DIRECTIONS FOR THIS TASK:
Only the lines from the one with "Output the text content of this document." to the last line belong in your answer; write them out exactly and drop the pictures.

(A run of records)
┄┄┄┄┄┄

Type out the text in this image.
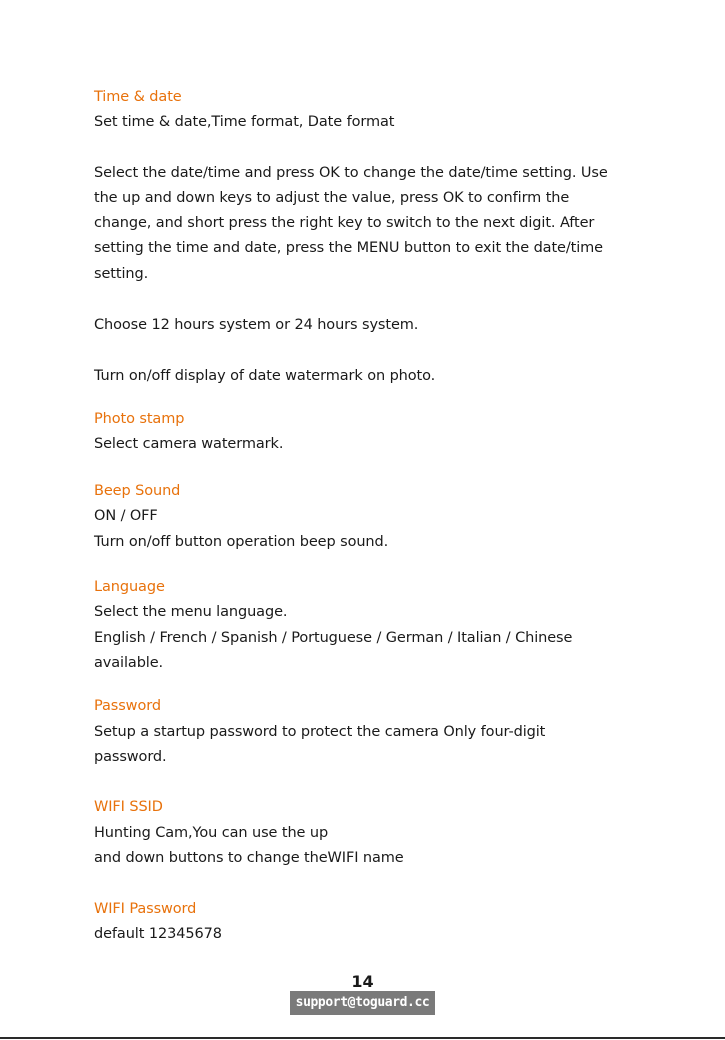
Time & date
Set time & date,Time format, Date format
Select the date/time and press OK to change the date/time setting. Use
the up and down keys to adjust the value, press OK to confirm the
change, and short press the right key to switch to the next digit. After
setting the time and date, press the MENU button to exit the date/time
setting.
Choose 12 hours system or 24 hours system.
Turn on/off display of date watermark on photo.
Photo stamp
Select camera watermark.
Beep Sound
ON / OFF
Turn on/off button operation beep sound.
Language
Select the menu language.
English / French / Spanish / Portuguese / German / Italian / Chinese
available.
Password
Setup a startup password to protect the camera Only four-digit
password.
WIFI SSID
Hunting Cam,You can use the up
and down buttons to change theWIFI name
WIFI Password
default 12345678
14
support@toguard.cc
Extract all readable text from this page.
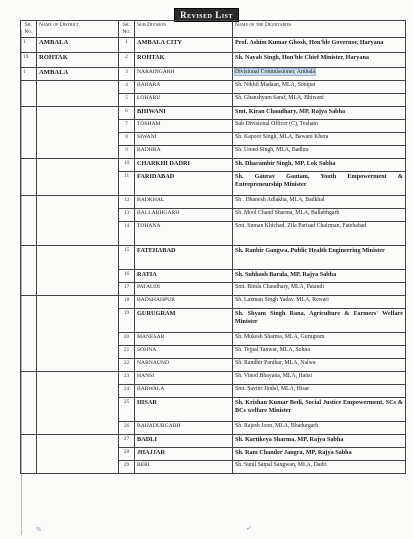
Revised List
Sr. No.	Name of District	Sr. No.	Sub Division	Name of the Dignitaries
1	AMBALA	1	AMBALA CITY	Prof. Ashim Kumar Ghosh, Hon'ble Governor, Haryana
19	ROHTAK	2	ROHTAK	Sh. Nayab Singh, Hon'ble Chief Minister, Haryana
1	AMBALA	3	NARAINGARH	Divisional Commissioner, Ambala
		4	BARARA	Sh. Nikhil Madaan, MLA, Sonipat
		5	LOHARU	Sh. Ghanshyam Saraf, MLA, Bhiwani
		6	BHIWANI	Smt. Kiran Chaudhary, MP, Rajya Sabha
		7	TOSHAM	Sub Divisional Officer (C), Tosham
		8	SIWANI	Sh. Kapoor Singh, MLA, Bawani Khera
		9	BADHRA	Sh. Umed Singh, MLA, Badhra
		10	CHARKHI DADRI	Sh. Dharambir Singh, MP, Lok Sabha
		11	FARIDABAD	Sh. Gaurav Gautam, Youth Empowerment & Entrepreneurship Minister
		12	BADKHAL	Sh . Dhanesh Adlakha, MLA, Badkhal
		13	BALLABHGARH	Sh. Mool Chand Sharma, MLA, Ballabhgarh
		14	TOHANA	Smt. Suman Khichad, Zila Parisad Chairman, Fatehabad
		15	FATEHABAD	Sh. Ranbir Gangwa, Public Health Engineering Minister
		16	RATIA	Sh. Subhash Barala, MP, Rajya Sabha
		17	PATAUDI	Smt. Bimla Chaudhary, MLA, Pataudi
		18	BADSHAHPUR	Sh. Laxman Singh Yadav, MLA, Rewari
		19	GURUGRAM	Sh. Shyam Singh Rana, Agriculture & Farmers' Welfare Minister
		20	MANESAR	Sh. Mukesh Sharma, MLA, Gurugram
		21	SOHNA	Sh. Tejpal Tanwar, MLA, Sohna
		22	NARNAUND	Sh. Randhir Panihar, MLA, Nalwa
		23	HANSI	Sh. Vinod Bhayana, MLA, Hansi
		24	BARWALA	Smt. Savitri Jindal, MLA, Hisar
		25	HISAR	Sh. Krishan Kumar Bedi, Social Justice Empowerment, SCs & BCs welfare Minister
		26	BAHADURGARH	Sh. Rajesh Joon, MLA, Bhadurgarh
		27	BADLI	Sh. Kartikeya Sharma, MP, Rajya Sabha
		28	JHAJJAR	Sh. Ram Chander Jangra, MP, Rajya Sabha
		29	BERI	Sh. Sunil Satpal Sangwan, MLA, Dadri
%	✓
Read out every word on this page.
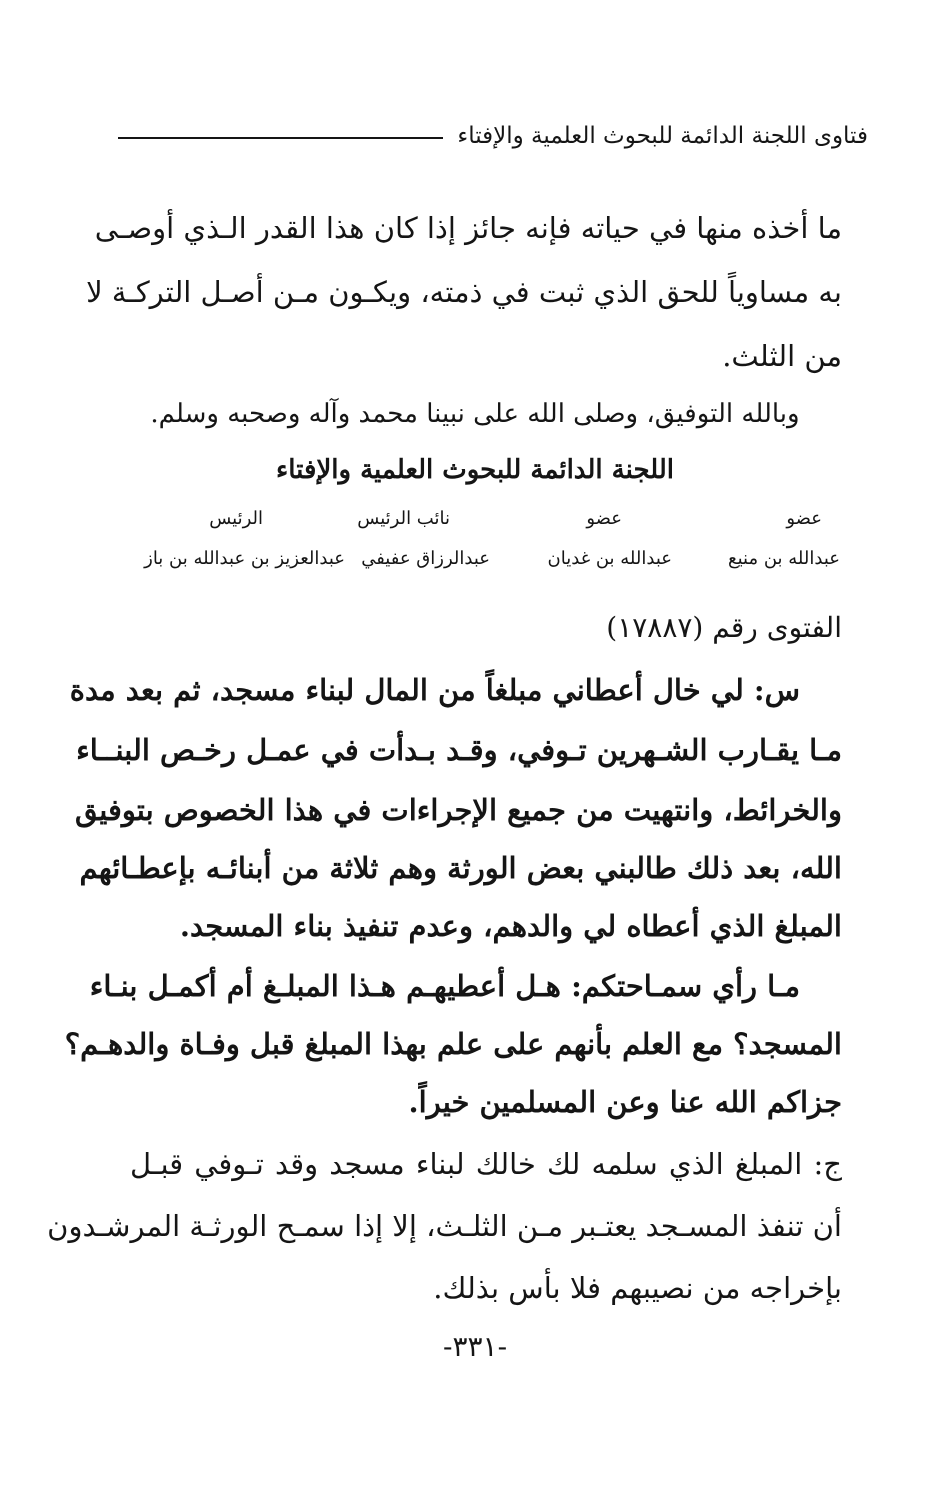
فتاوى اللجنة الدائمة للبحوث العلمية والإفتاء
ما أخذه منها في حياته فإنه جائز إذا كان هذا القدر الـذي أوصـى
به مساوياً للحق الذي ثبت في ذمته، ويكـون مـن أصـل التركـة لا
من الثلث.
وبالله التوفيق، وصلى الله على نبينا محمد وآله وصحبه وسلم.
اللجنة الدائمة للبحوث العلمية والإفتاء
عضو
عضو
نائب الرئيس
الرئيس
عبدالله بن منيع
عبدالله بن غديان
عبدالرزاق عفيفي
عبدالعزيز بن عبدالله بن باز
الفتوى رقم (١٧٨٨٧)
س: لي خال أعطاني مبلغاً من المال لبناء مسجد، ثم بعد مدة
مـا يقـارب الشـهرين تـوفي، وقـد بـدأت في عمـل رخـص البنــاء
والخرائط، وانتهيت من جميع الإجراءات في هذا الخصوص بتوفيق
الله، بعد ذلك طالبني بعض الورثة وهم ثلاثة من أبنائـه بإعطـائهم
المبلغ الذي أعطاه لي والدهم، وعدم تنفيذ بناء المسجد.
مـا رأي سمـاحتكم: هـل أعطيهـم هـذا المبلـغ أم أكمـل بنـاء
المسجد؟ مع العلم بأنهم على علم بهذا المبلغ قبل وفـاة والدهـم؟
جزاكم الله عنا وعن المسلمين خيراً.
ج: المبلغ الذي سلمه لك خالك لبناء مسجد وقد تـوفي قبـل
أن تنفذ المسـجد يعتـبر مـن الثلـث، إلا إذا سمـح الورثـة المرشـدون
بإخراجه من نصيبهم فلا بأس بذلك.
-٣٣١-
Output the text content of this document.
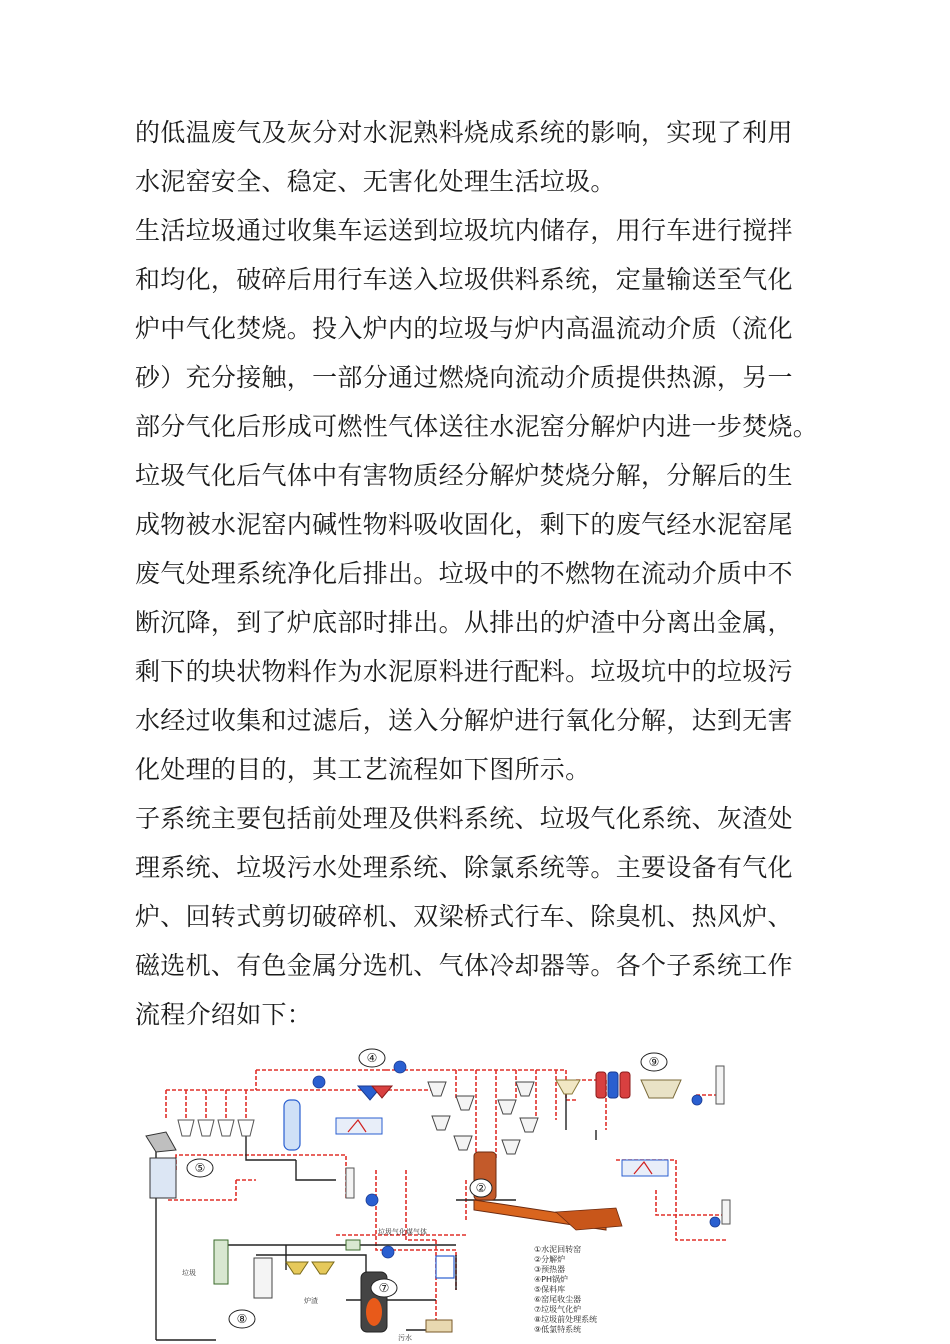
的低温废气及灰分对水泥熟料烧成系统的影响，实现了利用
水泥窑安全、稳定、无害化处理生活垃圾。
生活垃圾通过收集车运送到垃圾坑内储存，用行车进行搅拌
和均化，破碎后用行车送入垃圾供料系统，定量输送至气化
炉中气化焚烧。投入炉内的垃圾与炉内高温流动介质（流化
砂）充分接触，一部分通过燃烧向流动介质提供热源，另一
部分气化后形成可燃性气体送往水泥窑分解炉内进一步焚烧。
垃圾气化后气体中有害物质经分解炉焚烧分解，分解后的生
成物被水泥窑内碱性物料吸收固化，剩下的废气经水泥窑尾
废气处理系统净化后排出。垃圾中的不燃物在流动介质中不
断沉降，到了炉底部时排出。从排出的炉渣中分离出金属，
剩下的块状物料作为水泥原料进行配料。垃圾坑中的垃圾污
水经过收集和过滤后，送入分解炉进行氧化分解，达到无害
化处理的目的，其工艺流程如下图所示。
子系统主要包括前处理及供料系统、垃圾气化系统、灰渣处
理系统、垃圾污水处理系统、除氯系统等。主要设备有气化
炉、回转式剪切破碎机、双梁桥式行车、除臭机、热风炉、
磁选机、有色金属分选机、气体冷却器等。各个子系统工作
流程介绍如下：
④
②
⑤
⑨
⑦
⑧
垃圾气化煤气体
垃圾
炉渣
污水
①水泥回转窑
②分解炉
③预热器
④PH锅炉
⑤保料库
⑥窑尾收尘器
⑦垃圾气化炉
⑧垃圾前处理系统
⑨低氯特系统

┄┄┄┄┄┄

EXERCISE RESULT:
Output the text content of this document.
的低温废气及灰分对水泥熟料烧成系统的影响，实现了利用
水泥窑安全、稳定、无害化处理生活垃圾。
生活垃圾通过收集车运送到垃圾坑内储存，用行车进行搅拌
和均化，破碎后用行车送入垃圾供料系统，定量输送至气化
炉中气化焚烧。投入炉内的垃圾与炉内高温流动介质（流化
砂）充分接触，一部分通过燃烧向流动介质提供热源，另一
部分气化后形成可燃性气体送往水泥窑分解炉内进一步焚烧。
垃圾气化后气体中有害物质经分解炉焚烧分解，分解后的生
成物被水泥窑内碱性物料吸收固化，剩下的废气经水泥窑尾
废气处理系统净化后排出。垃圾中的不燃物在流动介质中不
断沉降，到了炉底部时排出。从排出的炉渣中分离出金属，
剩下的块状物料作为水泥原料进行配料。垃圾坑中的垃圾污
水经过收集和过滤后，送入分解炉进行氧化分解，达到无害
化处理的目的，其工艺流程如下图所示。
子系统主要包括前处理及供料系统、垃圾气化系统、灰渣处
理系统、垃圾污水处理系统、除氯系统等。主要设备有气化
炉、回转式剪切破碎机、双梁桥式行车、除臭机、热风炉、
磁选机、有色金属分选机、气体冷却器等。各个子系统工作
流程介绍如下：
④
②
⑤
⑨
⑦
⑧
垃圾气化煤气体
垃圾
炉渣
污水
①水泥回转窑
②分解炉
③预热器
④PH锅炉
⑤保料库
⑥窑尾收尘器
⑦垃圾气化炉
⑧垃圾前处理系统
⑨低氯特系统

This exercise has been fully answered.